— Start Data shown —

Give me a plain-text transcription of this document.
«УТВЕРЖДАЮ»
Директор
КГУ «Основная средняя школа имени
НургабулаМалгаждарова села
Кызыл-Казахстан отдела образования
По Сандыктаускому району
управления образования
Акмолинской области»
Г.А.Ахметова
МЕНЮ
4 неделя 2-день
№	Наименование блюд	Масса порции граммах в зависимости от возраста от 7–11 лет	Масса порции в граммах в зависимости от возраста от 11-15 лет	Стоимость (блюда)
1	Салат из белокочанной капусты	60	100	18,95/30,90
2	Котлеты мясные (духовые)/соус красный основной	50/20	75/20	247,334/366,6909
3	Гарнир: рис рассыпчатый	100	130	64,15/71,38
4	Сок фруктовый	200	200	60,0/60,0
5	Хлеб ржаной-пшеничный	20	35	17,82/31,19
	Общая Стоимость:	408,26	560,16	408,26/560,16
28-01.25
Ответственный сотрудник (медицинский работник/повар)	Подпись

— End Data shown —
— Start Data shown —

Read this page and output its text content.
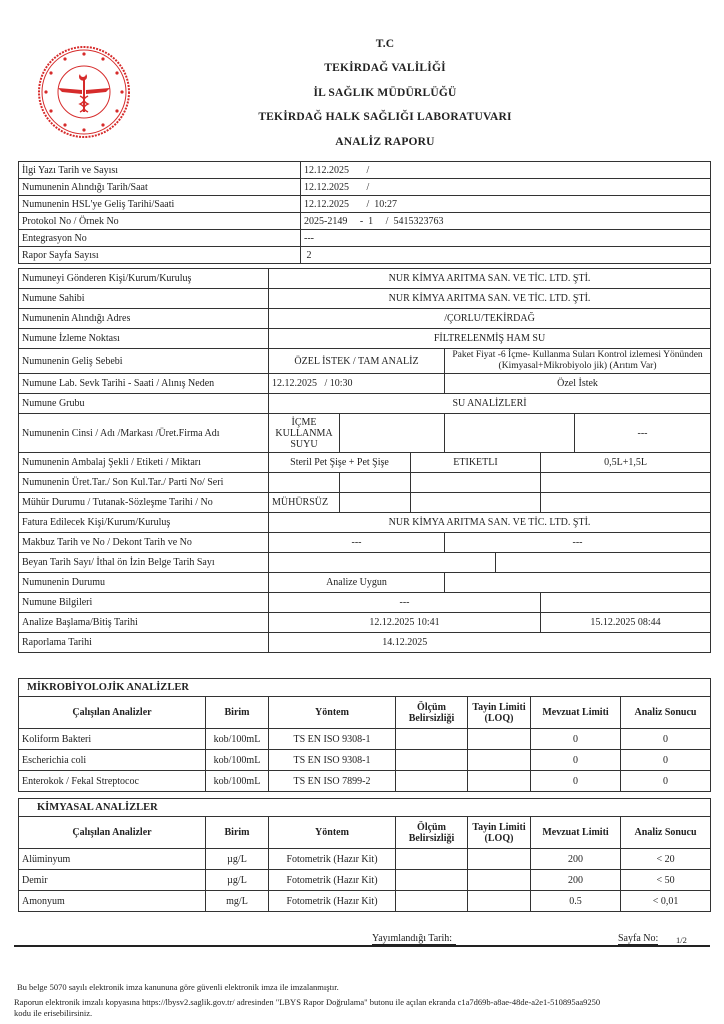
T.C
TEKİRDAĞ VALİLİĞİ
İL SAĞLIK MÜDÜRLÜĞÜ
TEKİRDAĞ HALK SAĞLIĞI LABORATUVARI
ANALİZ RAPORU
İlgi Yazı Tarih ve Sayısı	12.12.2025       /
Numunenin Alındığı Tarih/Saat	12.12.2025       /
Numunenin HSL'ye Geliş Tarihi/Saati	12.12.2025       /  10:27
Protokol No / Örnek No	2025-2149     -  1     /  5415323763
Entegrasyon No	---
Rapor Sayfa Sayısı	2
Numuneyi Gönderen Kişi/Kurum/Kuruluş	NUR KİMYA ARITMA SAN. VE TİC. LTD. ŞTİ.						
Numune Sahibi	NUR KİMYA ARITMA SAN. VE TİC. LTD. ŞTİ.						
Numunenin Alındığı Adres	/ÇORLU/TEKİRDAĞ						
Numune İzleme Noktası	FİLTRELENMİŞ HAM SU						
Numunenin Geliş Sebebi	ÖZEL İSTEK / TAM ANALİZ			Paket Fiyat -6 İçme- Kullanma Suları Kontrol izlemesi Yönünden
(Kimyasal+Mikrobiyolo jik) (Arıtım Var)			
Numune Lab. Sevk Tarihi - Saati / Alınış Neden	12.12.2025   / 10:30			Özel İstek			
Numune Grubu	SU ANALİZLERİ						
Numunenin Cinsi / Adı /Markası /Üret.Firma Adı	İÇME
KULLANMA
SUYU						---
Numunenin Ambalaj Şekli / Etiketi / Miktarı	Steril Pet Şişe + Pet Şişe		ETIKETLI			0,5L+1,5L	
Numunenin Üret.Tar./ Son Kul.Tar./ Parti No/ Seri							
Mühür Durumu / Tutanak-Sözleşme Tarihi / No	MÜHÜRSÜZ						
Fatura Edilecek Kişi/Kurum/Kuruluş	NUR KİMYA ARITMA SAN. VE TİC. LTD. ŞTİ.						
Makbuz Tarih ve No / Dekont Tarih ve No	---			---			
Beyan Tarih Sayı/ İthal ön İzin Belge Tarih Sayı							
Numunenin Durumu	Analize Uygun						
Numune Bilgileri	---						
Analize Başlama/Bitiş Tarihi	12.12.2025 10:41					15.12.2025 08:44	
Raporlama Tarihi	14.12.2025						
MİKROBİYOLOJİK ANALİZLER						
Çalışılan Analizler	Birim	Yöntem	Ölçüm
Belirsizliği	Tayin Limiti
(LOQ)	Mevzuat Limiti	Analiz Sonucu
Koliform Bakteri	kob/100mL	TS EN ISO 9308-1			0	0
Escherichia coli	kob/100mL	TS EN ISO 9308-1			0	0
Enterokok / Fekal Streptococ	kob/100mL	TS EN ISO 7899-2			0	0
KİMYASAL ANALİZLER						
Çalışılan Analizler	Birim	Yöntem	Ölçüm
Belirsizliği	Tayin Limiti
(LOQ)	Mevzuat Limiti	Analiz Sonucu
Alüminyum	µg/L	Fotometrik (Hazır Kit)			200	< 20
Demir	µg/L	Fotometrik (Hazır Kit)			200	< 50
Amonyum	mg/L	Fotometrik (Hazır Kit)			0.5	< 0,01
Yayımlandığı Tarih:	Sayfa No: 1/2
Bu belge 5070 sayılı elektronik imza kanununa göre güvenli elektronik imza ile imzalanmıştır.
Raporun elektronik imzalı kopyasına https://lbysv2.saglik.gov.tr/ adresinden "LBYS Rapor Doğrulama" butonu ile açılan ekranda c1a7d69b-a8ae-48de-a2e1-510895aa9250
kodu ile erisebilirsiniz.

— End Data shown —

(What you should do): In the listing above, find the lines holding the word "this" and copy them.

(Response):
Give me a plain-text transcription of this document.
Read this page and output its text content.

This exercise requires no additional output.